Raw records:
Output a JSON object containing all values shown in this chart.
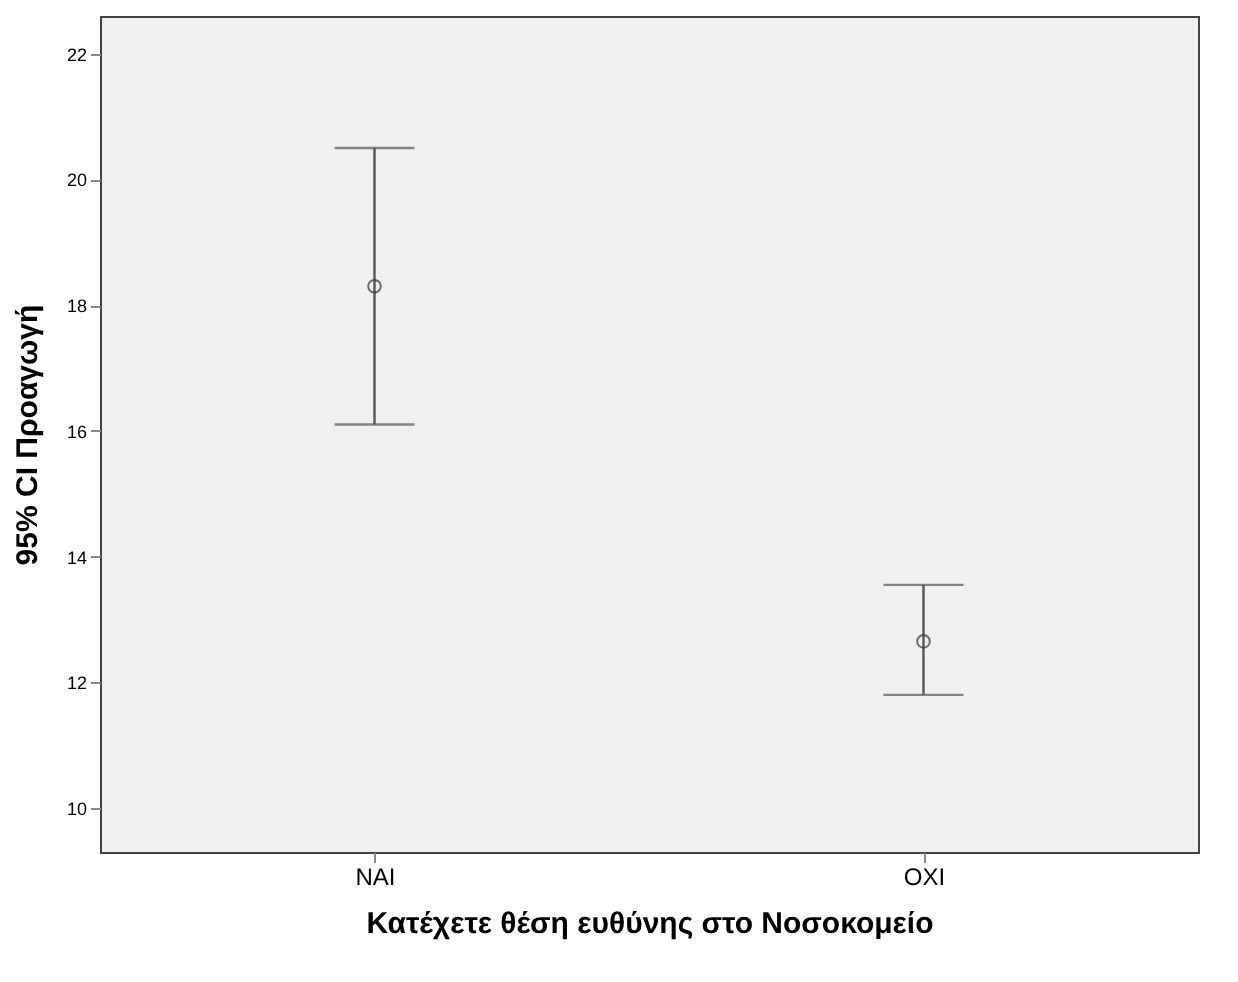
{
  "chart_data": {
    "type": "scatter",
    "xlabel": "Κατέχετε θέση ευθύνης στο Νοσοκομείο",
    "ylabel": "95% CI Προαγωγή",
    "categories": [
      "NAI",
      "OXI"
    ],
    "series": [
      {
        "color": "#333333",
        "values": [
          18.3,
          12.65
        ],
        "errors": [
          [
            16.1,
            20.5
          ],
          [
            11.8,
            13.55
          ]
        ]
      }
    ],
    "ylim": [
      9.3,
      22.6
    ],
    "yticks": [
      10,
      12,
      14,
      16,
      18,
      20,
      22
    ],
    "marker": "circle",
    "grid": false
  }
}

• [Your goal]
Which lines in the records above contain the string "values"? Copy each one.

• [Exercise solution]
Output a JSON object containing all values shown in this chart.
        "values": [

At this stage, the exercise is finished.